• **Directions**: Make an exact copy of the records, with the images left out.

• **Supplied information**:
▬▬▬
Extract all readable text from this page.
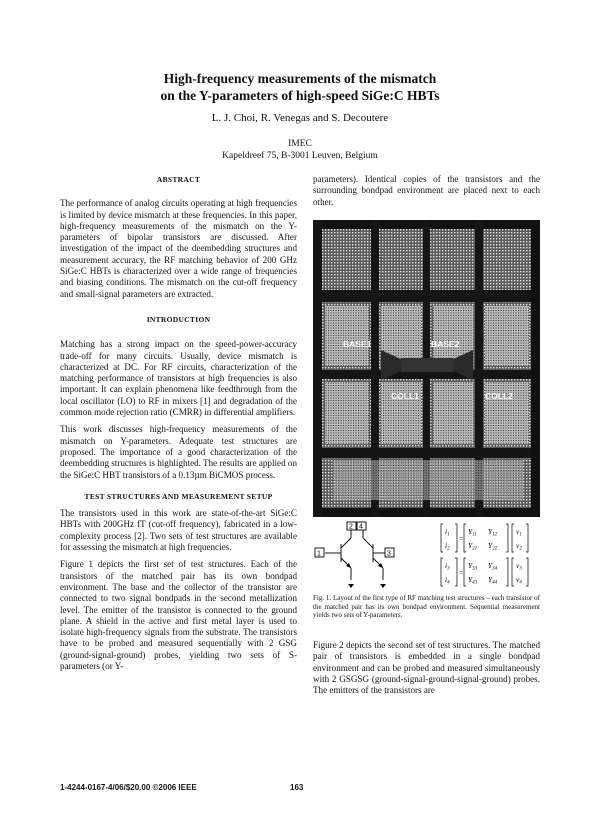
High-frequency measurements of the mismatch
on the Y-parameters of high-speed SiGe:C HBTs
L. J. Choi, R. Venegas and S. Decoutere
IMEC
Kapeldreef 75, B-3001 Leuven, Belgium

ABSTRACT

The performance of analog circuits operating at high frequencies is limited by device mismatch at these frequencies. In this paper, high-frequency measurements of the mismatch on the Y-parameters of bipolar transistors are discussed. After investigation of the impact of the deembedding structures and measurement accuracy, the RF matching behavior of 200 GHz SiGe:C HBTs is characterized over a wide range of frequencies and biasing conditions. The mismatch on the cut-off frequency and small-signal parameters are extracted.

INTRODUCTION

Matching has a strong impact on the speed-power-accuracy trade-off for many circuits. Usually, device mismatch is characterized at DC. For RF circuits, characterization of the matching performance of transistors at high frequencies is also important. It can explain phenomena like feedthrough from the local oscillator (LO) to RF in mixers [1] and degradation of the common mode rejection ratio (CMRR) in differential amplifiers.

This work discusses high-frequency measurements of the mismatch on Y-parameters. Adequate test structures are proposed. The importance of a good characterization of the deembedding structures is highlighted. The results are applied on the SiGe:C HBT transistors of a 0.13µm BiCMOS process.

TEST STRUCTURES AND MEASUREMENT SETUP

The transistors used in this work are state-of-the-art SiGe:C HBTs with 200GHz fT (cut-off frequency), fabricated in a low-complexity process [2]. Two sets of test structures are available for assessing the mismatch at high frequencies.

Figure 1 depicts the first set of test structures. Each of the transistors of the matched pair has its own bondpad environment. The base and the collector of the transistor are connected to two signal bondpads in the second metallization level. The emitter of the transistor is connected to the ground plane. A shield in the active and first metal layer is used to isolate high-frequency signals from the substrate. The transistors have to be probed and measured sequentially with 2 GSG (ground-signal-ground) probes, yielding two sets of S-parameters (or Y-

parameters). Identical copies of the transistors and the surrounding bondpad environment are placed next to each other.

BASE1	BASE2
COLL1	COLL2
1
2
3
4	$i_1$
$i_2$
=
$Y_{11}$ $Y_{12}$
$Y_{21}$ $Y_{22}$
$v_1$
$v_2$
$i_3$
$i_4$
=
$Y_{33}$ $Y_{34}$
$Y_{43}$ $Y_{44}$
$v_3$
$v_4$
Fig. 1. Layout of the first type of RF matching test structures – each transistor of the matched pair has its own bondpad environment. Sequential measurement yields two sets of Y-parameters.

Figure 2 depicts the second set of test structures. The matched pair of transistors is embedded in a single bondpad environment and can be probed and measured simultaneously with 2 GSGSG (ground-signal-ground-signal-ground) probes. The emitters of the transistors are

1-4244-0167-4/06/$20.00 ©2006 IEEE	163
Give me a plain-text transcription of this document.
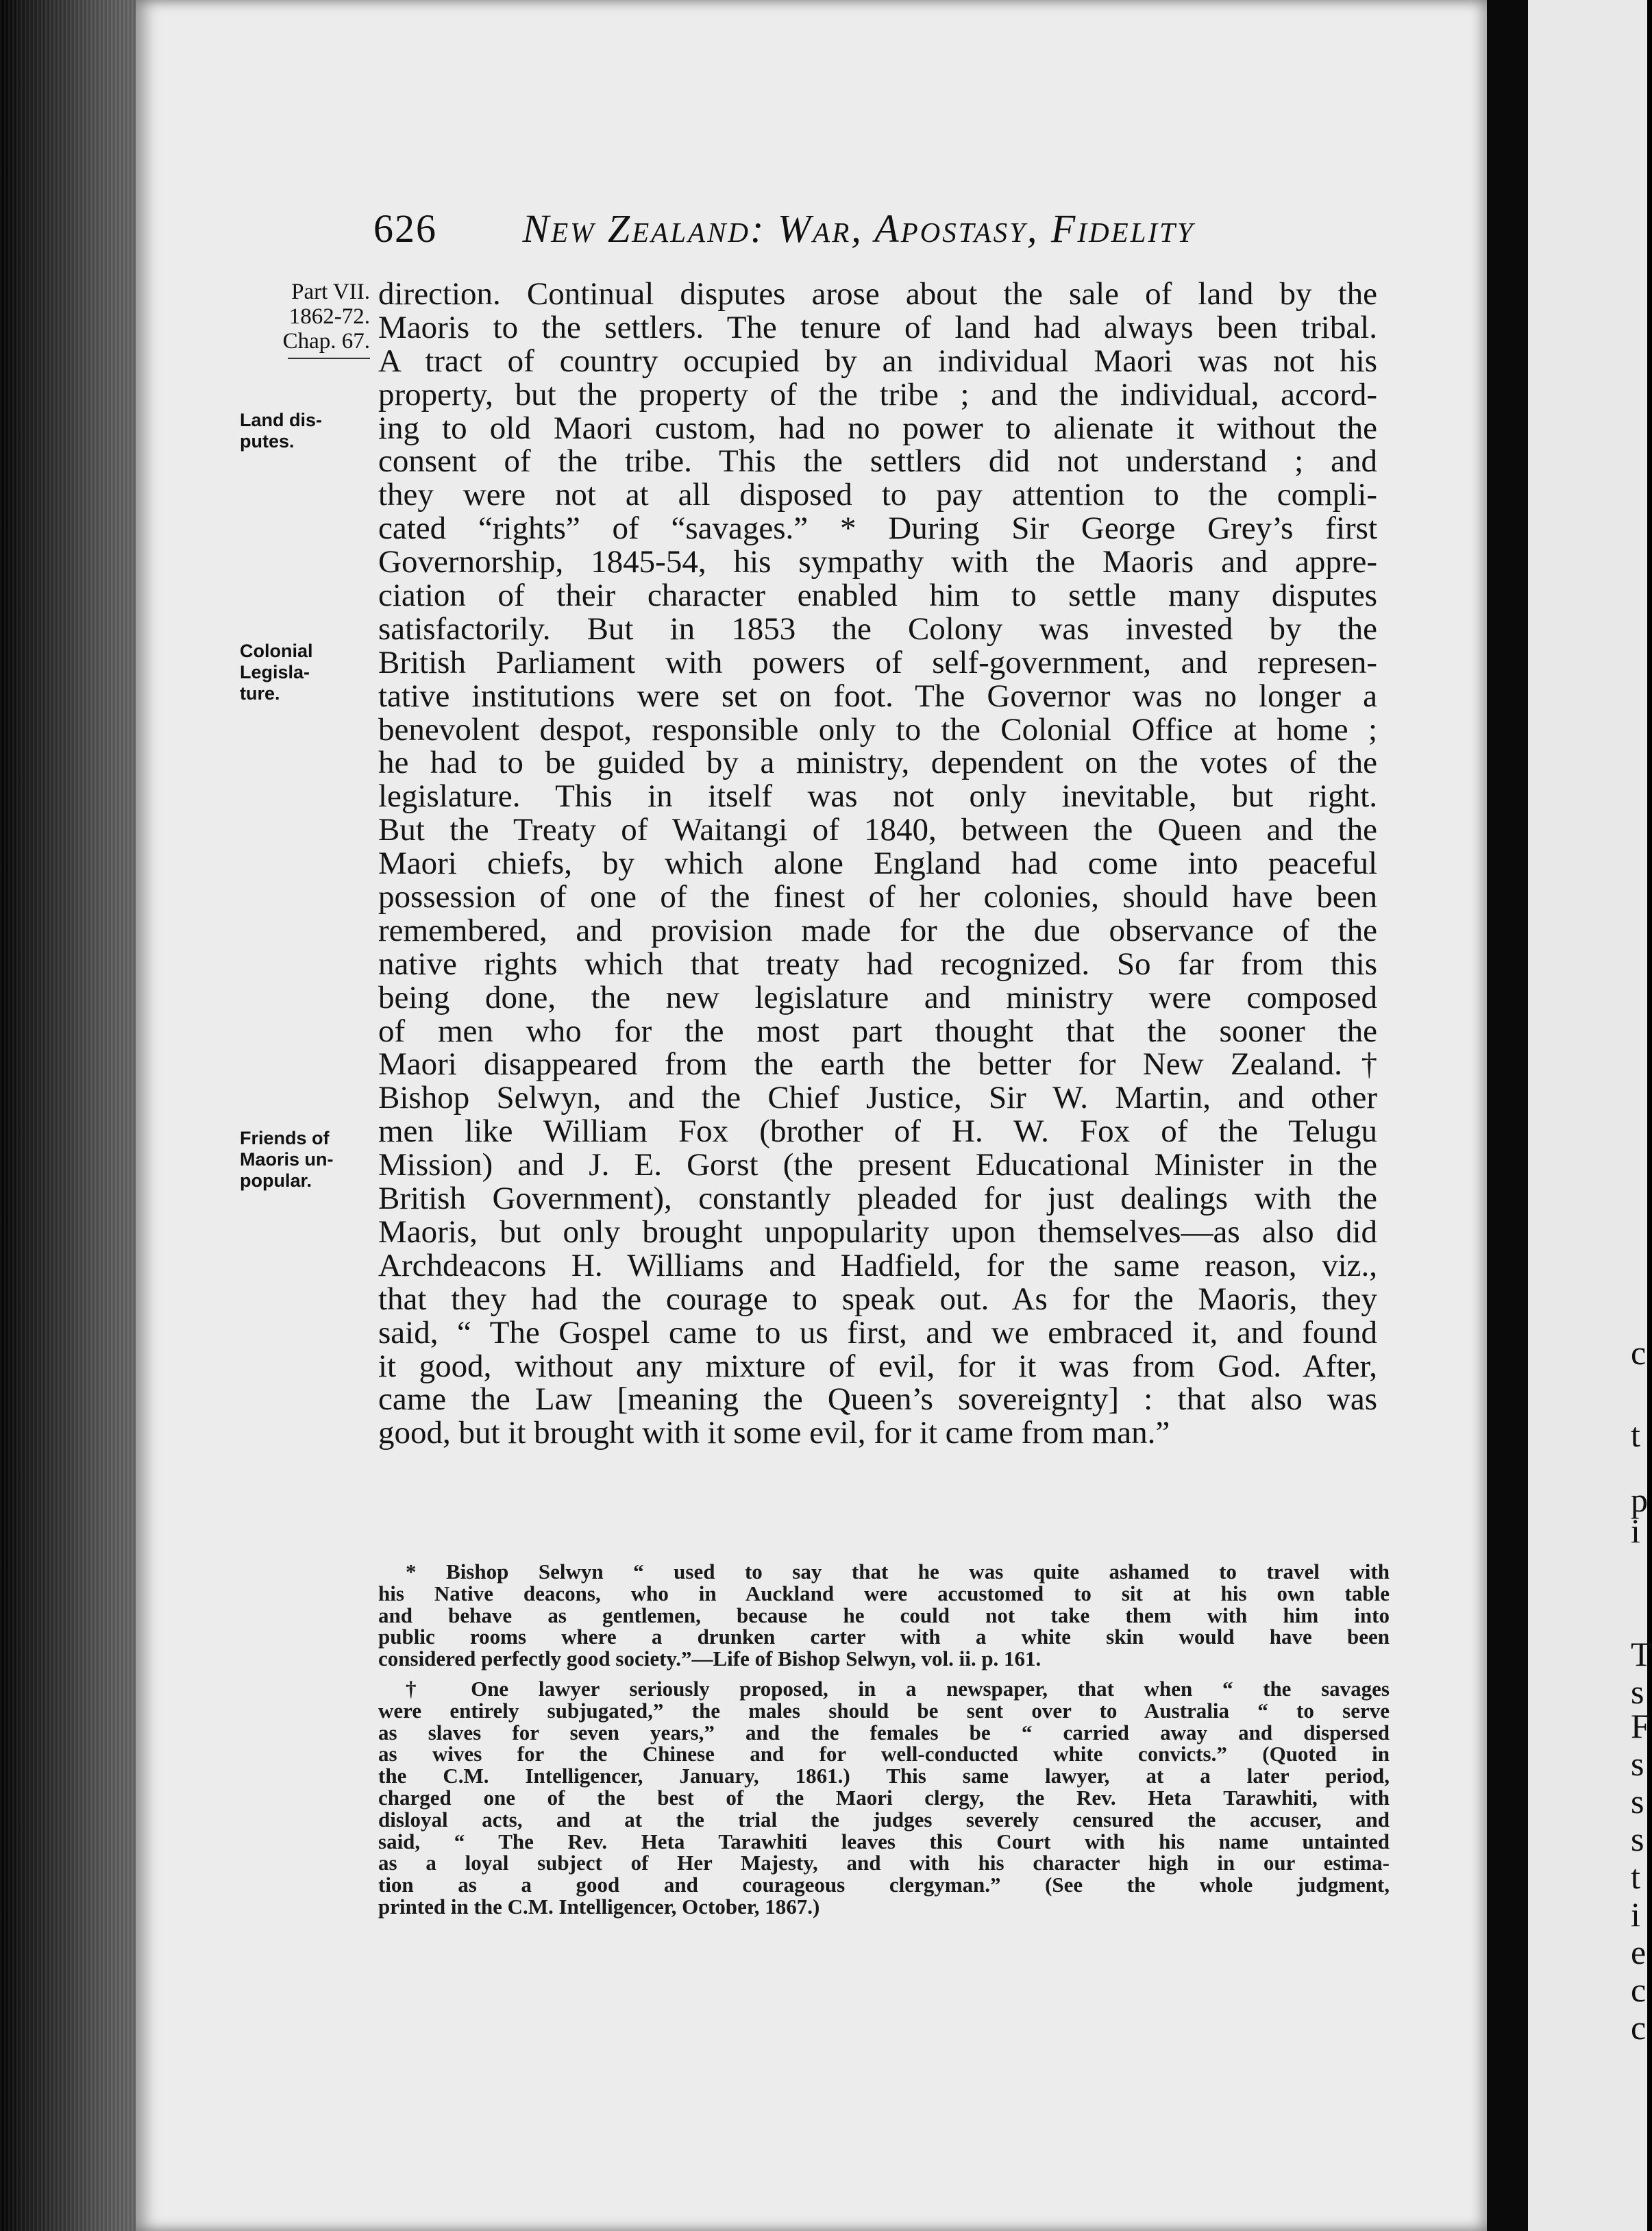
626 New Zealand: War, Apostasy, Fidelity
Part VII.
1862-72.
Chap. 67.
Land dis-
putes.
Colonial
Legisla-
ture.
Friends of
Maoris un-
popular.
direction. Continual disputes arose about the sale of land by the
Maoris to the settlers. The tenure of land had always been tribal.
A tract of country occupied by an individual Maori was not his
property, but the property of the tribe ; and the individual, accord-
ing to old Maori custom, had no power to alienate it without the
consent of the tribe. This the settlers did not understand ; and
they were not at all disposed to pay attention to the compli-
cated “rights” of “savages.” * During Sir George Grey’s first
Governorship, 1845-54, his sympathy with the Maoris and appre-
ciation of their character enabled him to settle many disputes
satisfactorily. But in 1853 the Colony was invested by the
British Parliament with powers of self-government, and represen-
tative institutions were set on foot. The Governor was no longer a
benevolent despot, responsible only to the Colonial Office at home ;
he had to be guided by a ministry, dependent on the votes of the
legislature. This in itself was not only inevitable, but right.
But the Treaty of Waitangi of 1840, between the Queen and the
Maori chiefs, by which alone England had come into peaceful
possession of one of the finest of her colonies, should have been
remembered, and provision made for the due observance of the
native rights which that treaty had recognized. So far from this
being done, the new legislature and ministry were composed
of men who for the most part thought that the sooner the
Maori disappeared from the earth the better for New Zealand.†
Bishop Selwyn, and the Chief Justice, Sir W. Martin, and other
men like William Fox (brother of H. W. Fox of the Telugu
Mission) and J. E. Gorst (the present Educational Minister in the
British Government), constantly pleaded for just dealings with the
Maoris, but only brought unpopularity upon themselves—as also did
Archdeacons H. Williams and Hadfield, for the same reason, viz.,
that they had the courage to speak out. As for the Maoris, they
said, “ The Gospel came to us first, and we embraced it, and found
it good, without any mixture of evil, for it was from God. After,
came the Law [meaning the Queen’s sovereignty] : that also was
good, but it brought with it some evil, for it came from man.”
* Bishop Selwyn “ used to say that he was quite ashamed to travel with
his Native deacons, who in Auckland were accustomed to sit at his own table
and behave as gentlemen, because he could not take them with him into
public rooms where a drunken carter with a white skin would have been
considered perfectly good society.”—Life of Bishop Selwyn, vol. ii. p. 161.
† One lawyer seriously proposed, in a newspaper, that when “ the savages
were entirely subjugated,” the males should be sent over to Australia “ to serve
as slaves for seven years,” and the females be “ carried away and dispersed
as wives for the Chinese and for well-conducted white convicts.” (Quoted in
the C.M. Intelligencer, January, 1861.) This same lawyer, at a later period,
charged one of the best of the Maori clergy, the Rev. Heta Tarawhiti, with
disloyal acts, and at the trial the judges severely censured the accuser, and
said, “ The Rev. Heta Tarawhiti leaves this Court with his name untainted
as a loyal subject of Her Majesty, and with his character high in our estima-
tion as a good and courageous clergyman.” (See the whole judgment,
printed in the C.M. Intelligencer, October, 1867.)
c
t
p
i
T
s
F
s
s
s
t
i
e
c
c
▬▬▬
• **Task result**:
Extract all readable text from this page.
High-frequency measurements of the mismatch
on the Y-parameters of high-speed SiGe:C HBTs
L. J. Choi, R. Venegas and S. Decoutere
IMEC
Kapeldreef 75, B-3001 Leuven, Belgium

ABSTRACT

The performance of analog circuits operating at high frequencies is limited by device mismatch at these frequencies. In this paper, high-frequency measurements of the mismatch on the Y-parameters of bipolar transistors are discussed. After investigation of the impact of the deembedding structures and measurement accuracy, the RF matching behavior of 200 GHz SiGe:C HBTs is characterized over a wide range of frequencies and biasing conditions. The mismatch on the cut-off frequency and small-signal parameters are extracted.

INTRODUCTION

Matching has a strong impact on the speed-power-accuracy trade-off for many circuits. Usually, device mismatch is characterized at DC. For RF circuits, characterization of the matching performance of transistors at high frequencies is also important. It can explain phenomena like feedthrough from the local oscillator (LO) to RF in mixers [1] and degradation of the common mode rejection ratio (CMRR) in differential amplifiers.

This work discusses high-frequency measurements of the mismatch on Y-parameters. Adequate test structures are proposed. The importance of a good characterization of the deembedding structures is highlighted. The results are applied on the SiGe:C HBT transistors of a 0.13µm BiCMOS process.

TEST STRUCTURES AND MEASUREMENT SETUP

The transistors used in this work are state-of-the-art SiGe:C HBTs with 200GHz fT (cut-off frequency), fabricated in a low-complexity process [2]. Two sets of test structures are available for assessing the mismatch at high frequencies.

Figure 1 depicts the first set of test structures. Each of the transistors of the matched pair has its own bondpad environment. The base and the collector of the transistor are connected to two signal bondpads in the second metallization level. The emitter of the transistor is connected to the ground plane. A shield in the active and first metal layer is used to isolate high-frequency signals from the substrate. The transistors have to be probed and measured sequentially with 2 GSG (ground-signal-ground) probes, yielding two sets of S-parameters (or Y-

parameters). Identical copies of the transistors and the surrounding bondpad environment are placed next to each other.

BASE1	BASE2
COLL1	COLL2
1
2
3
4	$i_1$
$i_2$
=
$Y_{11}$ $Y_{12}$
$Y_{21}$ $Y_{22}$
$v_1$
$v_2$
$i_3$
$i_4$
=
$Y_{33}$ $Y_{34}$
$Y_{43}$ $Y_{44}$
$v_3$
$v_4$
Fig. 1. Layout of the first type of RF matching test structures – each transistor of the matched pair has its own bondpad environment. Sequential measurement yields two sets of Y-parameters.

Figure 2 depicts the second set of test structures. The matched pair of transistors is embedded in a single bondpad environment and can be probed and measured simultaneously with 2 GSGSG (ground-signal-ground-signal-ground) probes. The emitters of the transistors are

1-4244-0167-4/06/$20.00 ©2006 IEEE	163
Give me a plain-text transcription of this document.
626 New Zealand: War, Apostasy, Fidelity
Part VII.
1862-72.
Chap. 67.
Land dis-
putes.
Colonial
Legisla-
ture.
Friends of
Maoris un-
popular.
direction. Continual disputes arose about the sale of land by the
Maoris to the settlers. The tenure of land had always been tribal.
A tract of country occupied by an individual Maori was not his
property, but the property of the tribe ; and the individual, accord-
ing to old Maori custom, had no power to alienate it without the
consent of the tribe. This the settlers did not understand ; and
they were not at all disposed to pay attention to the compli-
cated “rights” of “savages.” * During Sir George Grey’s first
Governorship, 1845-54, his sympathy with the Maoris and appre-
ciation of their character enabled him to settle many disputes
satisfactorily. But in 1853 the Colony was invested by the
British Parliament with powers of self-government, and represen-
tative institutions were set on foot. The Governor was no longer a
benevolent despot, responsible only to the Colonial Office at home ;
he had to be guided by a ministry, dependent on the votes of the
legislature. This in itself was not only inevitable, but right.
But the Treaty of Waitangi of 1840, between the Queen and the
Maori chiefs, by which alone England had come into peaceful
possession of one of the finest of her colonies, should have been
remembered, and provision made for the due observance of the
native rights which that treaty had recognized. So far from this
being done, the new legislature and ministry were composed
of men who for the most part thought that the sooner the
Maori disappeared from the earth the better for New Zealand.†
Bishop Selwyn, and the Chief Justice, Sir W. Martin, and other
men like William Fox (brother of H. W. Fox of the Telugu
Mission) and J. E. Gorst (the present Educational Minister in the
British Government), constantly pleaded for just dealings with the
Maoris, but only brought unpopularity upon themselves—as also did
Archdeacons H. Williams and Hadfield, for the same reason, viz.,
that they had the courage to speak out. As for the Maoris, they
said, “ The Gospel came to us first, and we embraced it, and found
it good, without any mixture of evil, for it was from God. After,
came the Law [meaning the Queen’s sovereignty] : that also was
good, but it brought with it some evil, for it came from man.”
* Bishop Selwyn “ used to say that he was quite ashamed to travel with
his Native deacons, who in Auckland were accustomed to sit at his own table
and behave as gentlemen, because he could not take them with him into
public rooms where a drunken carter with a white skin would have been
considered perfectly good society.”—Life of Bishop Selwyn, vol. ii. p. 161.
† One lawyer seriously proposed, in a newspaper, that when “ the savages
were entirely subjugated,” the males should be sent over to Australia “ to serve
as slaves for seven years,” and the females be “ carried away and dispersed
as wives for the Chinese and for well-conducted white convicts.” (Quoted in
the C.M. Intelligencer, January, 1861.) This same lawyer, at a later period,
charged one of the best of the Maori clergy, the Rev. Heta Tarawhiti, with
disloyal acts, and at the trial the judges severely censured the accuser, and
said, “ The Rev. Heta Tarawhiti leaves this Court with his name untainted
as a loyal subject of Her Majesty, and with his character high in our estima-
tion as a good and courageous clergyman.” (See the whole judgment,
printed in the C.M. Intelligencer, October, 1867.)
c
t
p
i
T
s
F
s
s
s
t
i
e
c
c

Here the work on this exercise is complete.